§ **WORK TO BE COMPLETED**
Return only the lines starting at the line that contains "Transcribe this image's" and ending with the final line of the listing; include both endpoints.

§ **ENTRIES PROVIDED**

====

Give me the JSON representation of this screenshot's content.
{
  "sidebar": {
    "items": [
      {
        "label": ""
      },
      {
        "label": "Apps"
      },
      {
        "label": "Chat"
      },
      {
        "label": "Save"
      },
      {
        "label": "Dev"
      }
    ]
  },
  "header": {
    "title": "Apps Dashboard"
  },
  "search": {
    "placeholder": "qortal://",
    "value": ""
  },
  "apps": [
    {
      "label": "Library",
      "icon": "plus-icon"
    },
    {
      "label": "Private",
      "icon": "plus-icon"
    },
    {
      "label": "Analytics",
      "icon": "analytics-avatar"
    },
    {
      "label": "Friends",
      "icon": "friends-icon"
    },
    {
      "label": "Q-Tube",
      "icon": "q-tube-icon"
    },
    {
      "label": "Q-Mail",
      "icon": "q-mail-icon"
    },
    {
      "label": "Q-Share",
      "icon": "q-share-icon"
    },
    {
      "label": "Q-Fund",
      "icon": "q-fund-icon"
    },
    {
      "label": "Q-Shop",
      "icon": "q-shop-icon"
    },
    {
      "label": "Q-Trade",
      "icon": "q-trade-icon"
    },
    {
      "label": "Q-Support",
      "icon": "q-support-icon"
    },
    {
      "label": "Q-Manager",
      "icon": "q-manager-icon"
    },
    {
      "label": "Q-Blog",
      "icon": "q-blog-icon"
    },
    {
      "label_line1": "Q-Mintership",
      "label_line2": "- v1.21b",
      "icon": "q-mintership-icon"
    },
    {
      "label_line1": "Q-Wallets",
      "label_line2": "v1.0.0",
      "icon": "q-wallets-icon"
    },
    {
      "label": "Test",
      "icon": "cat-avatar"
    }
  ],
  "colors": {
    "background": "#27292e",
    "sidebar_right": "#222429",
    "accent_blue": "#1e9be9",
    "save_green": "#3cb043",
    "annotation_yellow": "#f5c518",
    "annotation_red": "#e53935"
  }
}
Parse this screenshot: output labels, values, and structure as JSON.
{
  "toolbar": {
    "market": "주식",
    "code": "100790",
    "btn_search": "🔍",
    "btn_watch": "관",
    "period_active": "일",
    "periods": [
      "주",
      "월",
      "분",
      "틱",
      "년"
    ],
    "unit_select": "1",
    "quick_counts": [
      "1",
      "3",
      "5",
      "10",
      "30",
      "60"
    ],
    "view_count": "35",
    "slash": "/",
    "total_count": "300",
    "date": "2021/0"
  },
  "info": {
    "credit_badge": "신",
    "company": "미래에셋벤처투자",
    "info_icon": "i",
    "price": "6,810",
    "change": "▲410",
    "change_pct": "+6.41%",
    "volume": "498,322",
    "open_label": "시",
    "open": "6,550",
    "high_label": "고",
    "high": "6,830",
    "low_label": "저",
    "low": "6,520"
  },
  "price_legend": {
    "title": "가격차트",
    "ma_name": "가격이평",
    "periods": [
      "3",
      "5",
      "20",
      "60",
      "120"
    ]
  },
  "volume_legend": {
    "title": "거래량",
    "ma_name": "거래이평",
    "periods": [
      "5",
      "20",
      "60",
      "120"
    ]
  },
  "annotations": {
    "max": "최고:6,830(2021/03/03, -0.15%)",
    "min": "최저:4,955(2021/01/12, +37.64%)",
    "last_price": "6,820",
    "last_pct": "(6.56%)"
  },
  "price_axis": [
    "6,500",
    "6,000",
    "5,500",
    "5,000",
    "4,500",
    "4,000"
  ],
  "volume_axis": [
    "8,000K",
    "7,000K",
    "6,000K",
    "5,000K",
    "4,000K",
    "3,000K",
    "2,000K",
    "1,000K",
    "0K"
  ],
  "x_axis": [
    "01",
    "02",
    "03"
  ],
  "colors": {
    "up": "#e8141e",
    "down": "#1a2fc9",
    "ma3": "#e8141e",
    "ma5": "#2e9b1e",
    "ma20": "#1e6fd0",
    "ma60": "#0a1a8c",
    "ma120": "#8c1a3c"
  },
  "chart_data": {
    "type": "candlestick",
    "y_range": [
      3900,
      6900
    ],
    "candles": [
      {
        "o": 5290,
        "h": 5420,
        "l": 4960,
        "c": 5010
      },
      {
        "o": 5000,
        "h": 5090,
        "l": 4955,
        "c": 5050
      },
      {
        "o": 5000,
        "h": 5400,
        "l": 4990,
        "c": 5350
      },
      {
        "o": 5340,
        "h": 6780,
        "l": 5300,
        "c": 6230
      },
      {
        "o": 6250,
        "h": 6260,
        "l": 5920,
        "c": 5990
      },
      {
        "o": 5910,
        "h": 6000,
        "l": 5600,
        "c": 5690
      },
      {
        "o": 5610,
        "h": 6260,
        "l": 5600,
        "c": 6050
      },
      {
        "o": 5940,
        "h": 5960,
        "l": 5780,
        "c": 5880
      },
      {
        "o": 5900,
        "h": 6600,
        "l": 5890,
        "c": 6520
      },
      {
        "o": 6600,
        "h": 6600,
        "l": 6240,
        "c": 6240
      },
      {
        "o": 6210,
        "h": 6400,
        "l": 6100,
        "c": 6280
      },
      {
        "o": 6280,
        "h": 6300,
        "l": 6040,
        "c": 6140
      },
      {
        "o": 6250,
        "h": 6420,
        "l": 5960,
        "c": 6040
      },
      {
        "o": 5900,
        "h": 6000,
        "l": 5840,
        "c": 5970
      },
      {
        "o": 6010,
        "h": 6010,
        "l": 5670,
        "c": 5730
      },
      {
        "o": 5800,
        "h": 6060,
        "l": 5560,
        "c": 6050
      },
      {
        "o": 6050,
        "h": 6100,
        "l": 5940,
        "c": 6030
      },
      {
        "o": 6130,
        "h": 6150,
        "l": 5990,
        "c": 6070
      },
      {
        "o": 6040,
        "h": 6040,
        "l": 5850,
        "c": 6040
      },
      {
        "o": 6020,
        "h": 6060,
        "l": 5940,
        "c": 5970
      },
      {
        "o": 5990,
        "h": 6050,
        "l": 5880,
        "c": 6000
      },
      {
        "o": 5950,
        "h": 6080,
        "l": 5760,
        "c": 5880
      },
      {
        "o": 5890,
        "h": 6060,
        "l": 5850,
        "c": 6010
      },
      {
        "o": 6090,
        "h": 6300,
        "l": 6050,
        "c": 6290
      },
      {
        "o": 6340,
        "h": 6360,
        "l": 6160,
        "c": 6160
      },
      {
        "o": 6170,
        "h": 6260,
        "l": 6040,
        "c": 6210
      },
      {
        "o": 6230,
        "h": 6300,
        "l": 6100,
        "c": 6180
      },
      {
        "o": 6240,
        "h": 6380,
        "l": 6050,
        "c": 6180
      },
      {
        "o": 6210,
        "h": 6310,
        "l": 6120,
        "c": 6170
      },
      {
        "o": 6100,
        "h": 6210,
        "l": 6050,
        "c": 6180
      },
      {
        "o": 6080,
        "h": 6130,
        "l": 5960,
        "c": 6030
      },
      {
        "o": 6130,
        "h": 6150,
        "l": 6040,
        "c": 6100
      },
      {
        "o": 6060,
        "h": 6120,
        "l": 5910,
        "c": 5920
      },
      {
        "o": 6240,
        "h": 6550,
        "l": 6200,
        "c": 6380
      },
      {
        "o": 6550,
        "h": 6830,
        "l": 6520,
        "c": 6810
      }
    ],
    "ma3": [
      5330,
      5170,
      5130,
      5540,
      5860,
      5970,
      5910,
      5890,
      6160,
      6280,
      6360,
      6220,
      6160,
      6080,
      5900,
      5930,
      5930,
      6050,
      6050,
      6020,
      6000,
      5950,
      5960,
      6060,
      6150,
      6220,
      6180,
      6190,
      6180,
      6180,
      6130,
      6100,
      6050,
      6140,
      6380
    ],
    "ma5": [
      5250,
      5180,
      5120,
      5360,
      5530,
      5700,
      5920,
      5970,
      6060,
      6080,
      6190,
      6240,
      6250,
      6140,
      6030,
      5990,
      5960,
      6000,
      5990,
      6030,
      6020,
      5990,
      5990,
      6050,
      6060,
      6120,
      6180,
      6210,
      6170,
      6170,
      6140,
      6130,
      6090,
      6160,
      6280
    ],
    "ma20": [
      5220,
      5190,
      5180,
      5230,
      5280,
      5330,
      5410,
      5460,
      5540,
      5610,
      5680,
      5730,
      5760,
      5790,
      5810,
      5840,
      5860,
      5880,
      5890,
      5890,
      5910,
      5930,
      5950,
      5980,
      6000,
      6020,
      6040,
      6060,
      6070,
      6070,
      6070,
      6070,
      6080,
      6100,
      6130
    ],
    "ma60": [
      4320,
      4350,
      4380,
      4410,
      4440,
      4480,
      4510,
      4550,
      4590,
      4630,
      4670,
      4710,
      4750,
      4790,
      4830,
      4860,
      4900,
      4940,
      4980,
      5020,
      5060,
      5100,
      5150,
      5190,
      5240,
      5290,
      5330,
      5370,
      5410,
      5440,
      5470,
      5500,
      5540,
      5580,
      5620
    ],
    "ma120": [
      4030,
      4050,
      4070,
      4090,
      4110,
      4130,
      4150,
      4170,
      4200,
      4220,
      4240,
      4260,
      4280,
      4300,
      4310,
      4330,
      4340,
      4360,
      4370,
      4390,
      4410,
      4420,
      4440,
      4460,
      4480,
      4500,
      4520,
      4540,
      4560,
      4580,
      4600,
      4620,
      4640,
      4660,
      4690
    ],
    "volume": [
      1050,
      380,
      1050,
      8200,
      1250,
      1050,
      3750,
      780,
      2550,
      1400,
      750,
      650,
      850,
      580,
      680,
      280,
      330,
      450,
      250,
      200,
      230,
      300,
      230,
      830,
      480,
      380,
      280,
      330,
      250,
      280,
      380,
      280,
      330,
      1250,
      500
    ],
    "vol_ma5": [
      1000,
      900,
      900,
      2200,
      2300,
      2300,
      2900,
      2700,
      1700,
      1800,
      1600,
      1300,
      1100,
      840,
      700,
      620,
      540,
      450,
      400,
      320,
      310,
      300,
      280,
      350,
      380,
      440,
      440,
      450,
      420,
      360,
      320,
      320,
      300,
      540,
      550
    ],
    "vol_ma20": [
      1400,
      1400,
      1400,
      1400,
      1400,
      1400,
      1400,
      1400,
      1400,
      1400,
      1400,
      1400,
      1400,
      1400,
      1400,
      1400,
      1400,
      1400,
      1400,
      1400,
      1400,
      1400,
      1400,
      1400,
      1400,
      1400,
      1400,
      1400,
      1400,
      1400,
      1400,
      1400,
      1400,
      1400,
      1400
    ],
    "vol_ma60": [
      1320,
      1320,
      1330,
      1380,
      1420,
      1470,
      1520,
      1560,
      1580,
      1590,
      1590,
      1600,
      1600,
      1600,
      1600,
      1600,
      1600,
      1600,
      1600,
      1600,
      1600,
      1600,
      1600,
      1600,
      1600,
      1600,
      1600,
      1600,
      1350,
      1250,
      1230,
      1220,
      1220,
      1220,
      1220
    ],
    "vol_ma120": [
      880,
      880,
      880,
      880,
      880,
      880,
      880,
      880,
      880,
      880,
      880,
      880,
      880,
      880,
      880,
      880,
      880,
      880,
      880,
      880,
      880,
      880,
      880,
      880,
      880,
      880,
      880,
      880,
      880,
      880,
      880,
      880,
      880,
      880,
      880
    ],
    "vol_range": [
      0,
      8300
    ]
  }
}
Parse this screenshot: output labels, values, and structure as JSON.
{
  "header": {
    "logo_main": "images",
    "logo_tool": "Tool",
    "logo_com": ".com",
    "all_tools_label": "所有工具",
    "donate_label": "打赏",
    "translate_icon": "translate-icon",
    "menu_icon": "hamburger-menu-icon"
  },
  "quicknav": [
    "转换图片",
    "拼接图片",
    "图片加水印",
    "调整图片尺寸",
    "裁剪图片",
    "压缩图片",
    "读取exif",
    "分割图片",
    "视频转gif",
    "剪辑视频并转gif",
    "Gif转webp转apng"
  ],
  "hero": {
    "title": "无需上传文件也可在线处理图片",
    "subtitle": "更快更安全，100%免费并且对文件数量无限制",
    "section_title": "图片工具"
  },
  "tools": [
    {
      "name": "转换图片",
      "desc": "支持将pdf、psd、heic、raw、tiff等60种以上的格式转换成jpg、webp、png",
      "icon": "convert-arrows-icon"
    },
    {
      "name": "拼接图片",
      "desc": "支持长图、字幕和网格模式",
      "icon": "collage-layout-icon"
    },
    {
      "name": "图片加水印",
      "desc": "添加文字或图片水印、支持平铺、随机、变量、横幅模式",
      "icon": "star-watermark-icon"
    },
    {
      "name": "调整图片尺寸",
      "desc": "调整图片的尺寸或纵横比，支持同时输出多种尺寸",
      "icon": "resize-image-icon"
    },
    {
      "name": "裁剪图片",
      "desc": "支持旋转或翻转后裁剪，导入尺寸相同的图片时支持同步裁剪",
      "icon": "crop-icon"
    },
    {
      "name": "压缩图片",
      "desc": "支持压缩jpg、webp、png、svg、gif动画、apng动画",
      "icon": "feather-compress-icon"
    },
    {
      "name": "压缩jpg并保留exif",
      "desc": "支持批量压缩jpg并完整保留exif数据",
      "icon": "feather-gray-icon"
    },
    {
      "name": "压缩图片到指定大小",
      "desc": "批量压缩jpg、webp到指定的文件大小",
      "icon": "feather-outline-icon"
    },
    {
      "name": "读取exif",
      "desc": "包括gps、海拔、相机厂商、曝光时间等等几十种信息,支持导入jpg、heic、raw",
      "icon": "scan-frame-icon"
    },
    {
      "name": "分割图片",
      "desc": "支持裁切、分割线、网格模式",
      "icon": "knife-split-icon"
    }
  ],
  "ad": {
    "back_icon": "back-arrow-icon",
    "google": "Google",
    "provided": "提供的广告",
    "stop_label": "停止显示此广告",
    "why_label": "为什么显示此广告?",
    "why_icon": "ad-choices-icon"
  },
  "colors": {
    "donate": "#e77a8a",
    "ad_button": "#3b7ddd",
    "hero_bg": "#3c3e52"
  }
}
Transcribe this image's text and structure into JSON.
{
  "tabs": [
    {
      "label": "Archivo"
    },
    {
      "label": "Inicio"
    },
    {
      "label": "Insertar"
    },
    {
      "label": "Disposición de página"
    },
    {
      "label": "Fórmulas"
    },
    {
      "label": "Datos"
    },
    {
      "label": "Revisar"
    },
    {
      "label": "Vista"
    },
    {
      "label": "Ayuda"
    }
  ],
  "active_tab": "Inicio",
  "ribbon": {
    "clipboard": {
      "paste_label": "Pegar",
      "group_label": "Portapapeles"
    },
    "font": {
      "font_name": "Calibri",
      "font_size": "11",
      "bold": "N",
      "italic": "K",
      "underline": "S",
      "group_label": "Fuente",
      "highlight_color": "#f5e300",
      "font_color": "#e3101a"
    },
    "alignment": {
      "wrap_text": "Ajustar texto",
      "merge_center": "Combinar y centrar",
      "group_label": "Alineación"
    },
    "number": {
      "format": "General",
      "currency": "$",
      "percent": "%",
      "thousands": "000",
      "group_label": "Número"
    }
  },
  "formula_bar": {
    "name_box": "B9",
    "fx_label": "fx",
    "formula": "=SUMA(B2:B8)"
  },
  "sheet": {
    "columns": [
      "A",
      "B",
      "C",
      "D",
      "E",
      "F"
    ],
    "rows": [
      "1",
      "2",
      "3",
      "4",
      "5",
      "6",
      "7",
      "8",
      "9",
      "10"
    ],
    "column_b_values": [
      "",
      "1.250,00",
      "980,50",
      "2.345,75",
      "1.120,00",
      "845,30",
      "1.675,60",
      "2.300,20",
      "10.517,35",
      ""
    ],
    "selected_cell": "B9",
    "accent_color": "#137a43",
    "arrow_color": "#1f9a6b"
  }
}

====

§ **ANSWER TO THIS TASK**
Transcribe this image's text and structure into JSON.
{
  "tabs": [
    {
      "label": "Archivo"
    },
    {
      "label": "Inicio"
    },
    {
      "label": "Insertar"
    },
    {
      "label": "Disposición de página"
    },
    {
      "label": "Fórmulas"
    },
    {
      "label": "Datos"
    },
    {
      "label": "Revisar"
    },
    {
      "label": "Vista"
    },
    {
      "label": "Ayuda"
    }
  ],
  "active_tab": "Inicio",
  "ribbon": {
    "clipboard": {
      "paste_label": "Pegar",
      "group_label": "Portapapeles"
    },
    "font": {
      "font_name": "Calibri",
      "font_size": "11",
      "bold": "N",
      "italic": "K",
      "underline": "S",
      "group_label": "Fuente",
      "highlight_color": "#f5e300",
      "font_color": "#e3101a"
    },
    "alignment": {
      "wrap_text": "Ajustar texto",
      "merge_center": "Combinar y centrar",
      "group_label": "Alineación"
    },
    "number": {
      "format": "General",
      "currency": "$",
      "percent": "%",
      "thousands": "000",
      "group_label": "Número"
    }
  },
  "formula_bar": {
    "name_box": "B9",
    "fx_label": "fx",
    "formula": "=SUMA(B2:B8)"
  },
  "sheet": {
    "columns": [
      "A",
      "B",
      "C",
      "D",
      "E",
      "F"
    ],
    "rows": [
      "1",
      "2",
      "3",
      "4",
      "5",
      "6",
      "7",
      "8",
      "9",
      "10"
    ],
    "column_b_values": [
      "",
      "1.250,00",
      "980,50",
      "2.345,75",
      "1.120,00",
      "845,30",
      "1.675,60",
      "2.300,20",
      "10.517,35",
      ""
    ],
    "selected_cell": "B9",
    "accent_color": "#137a43",
    "arrow_color": "#1f9a6b"
  }
}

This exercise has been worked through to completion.